How can they attract more?
It’s always hard to make a cake when you don’t have all the ingredients from the start; in this case, they are lacking races and experience with these boats, which could attract new entrants. There have been several contacts with foreigners interested in such projects with partners. Owners who have done the Caribbean 600 came to sail on the boat [Macif] and were interested in buying her, but I think that the class is still under observation with people waiting before they jump in. The start of the last Route du Rhum was of course quite tough and the delays that resulted from that upset plans. Brest Atlantiques showed that it was possible to sail around the Atlantic but with a few incidents and what we are going through today does not favour the situation with part of the programme being cancelled.

What has been the impact of this period on VPLP?
There has been an impact as several projects that were pushed back may be cancelled: a Multi50 project, a bid for a big racing monohull, a 45m cruising catamaran, the client of which suspended the studies and launch, but I hope that they won’t be cancelled. There has been a decline in business, so some of our staff have been furloughed. Having said that, this is a Vendée Globe year and they are never very busy. It all tends to kick off in the six months following the finish of the Vendée Globe and I hope that the example of Jérémie Beyou and Charal has shown that it is not a good idea to wait until the last minute to start building a boat. Alongside all that, we are in the end quite lucky to have a wide range of business activities: we build cruisers, series boats too which were pre-sold and have to be delivered in 6-18 months from now. We have business in the world of maritime transport and in that area, the directives about reducing carbon have not changed. Quite the reverse, the interest shown by owners for what we do is still solid.

Are you hoping to diversify and enter the world with owner-sailors, like the J Class, 52 Super Series, Maxis, as you did with Comanche?
That is a market that is not easy to enter. It is true we might have hoped that Comanche would serve as a calling card, even if we can see that there have not been any 100-foot boats built since then. In the other series where there are already designers at work, it is a bit like our situation. When you are well set up, you don’t let too many others enter the field (smiles)With the 52 Super Series for example, it is very much a closed shop with two designers (Botin Partners and Judel/Vrolijk) who are unwilling to let others have a go. But we are starting to position ourselves in projects involving owner-sailors with programmes like the Giraglia, Middle Sea Race, Fastnet, Palma Week, but it is hard to find our way in. We recently did an 80-foot monohull for an Italian owner: it looks like we haven’t been chosen, but we would like to be involved in that sort of project, as these are owners that are aiming for line honours and our image is based around boats that sail quickly rather than have a favourable IRC handicap, so that may be an advantage for us.

“THE NEW BOATS ARE ALL SPONSORED BY NEWCOMERS,
EXCEPT FOR HUGO BOSS”
With the economic crisis ahead, are you worried about the French type of ocean racing, which is backed by commercial partners?

-- Exercise instructions --
**A)** Based on the interview, are these statements true? Answer yes or no for each, and quote the words that decide it.
(i) The 52 Super Series is dominated by three design firms.
(ii) Some VPLP staff have been furloughed.
(iii) Several 100-foot boats have been built since Comanche.
**B)** In the interview, how large is the cruising catamaran whose client suspended the studies and launch?
**C)** Reproduce the interview word for word from "It’s always hard" to "programme being cancelled.".
The material that comes next is separate from the interview.

-- Stored data --
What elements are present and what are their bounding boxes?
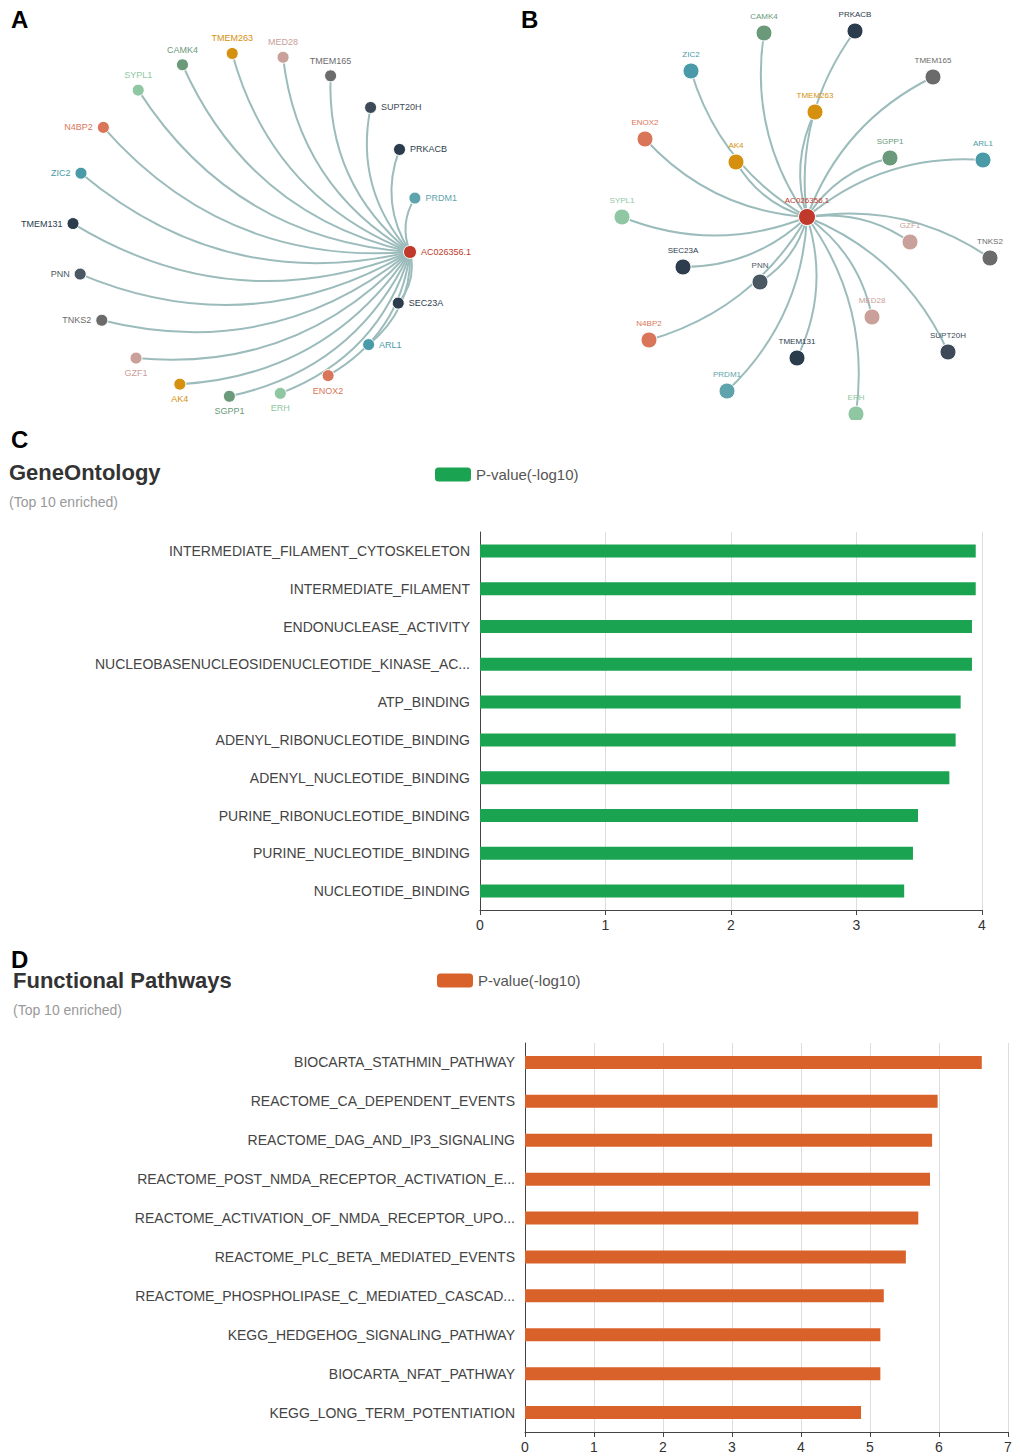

-- Solution set --
**A)**
(i) No: "it is very much a closed shop with two designers (Botin Partners and Judel/Vrolijk)"
(ii) Yes: "There has been a decline in business, so some of our staff have been furloughed."
(iii) No: "there have not been any 100-foot boats built since then"

**B)** It is a 45m cruising catamaran.

**C)**
It’s always hard to make a cake when you don’t have all the ingredients from the start; in this case, they are lacking races and experience with these boats, which could attract new entrants. There have been several contacts with foreigners interested in such projects with partners. Owners who have done the Caribbean 600 came to sail on the boat [Macif] and were interested in buying her, but I think that the class is still under observation with people waiting before they jump in. The start of the last Route du Rhum was of course quite tough and the delays that resulted from that upset plans. Brest Atlantiques showed that it was possible to sail around the Atlantic but with a few incidents and what we are going through today does not favour the situation with part of the programme being cancelled.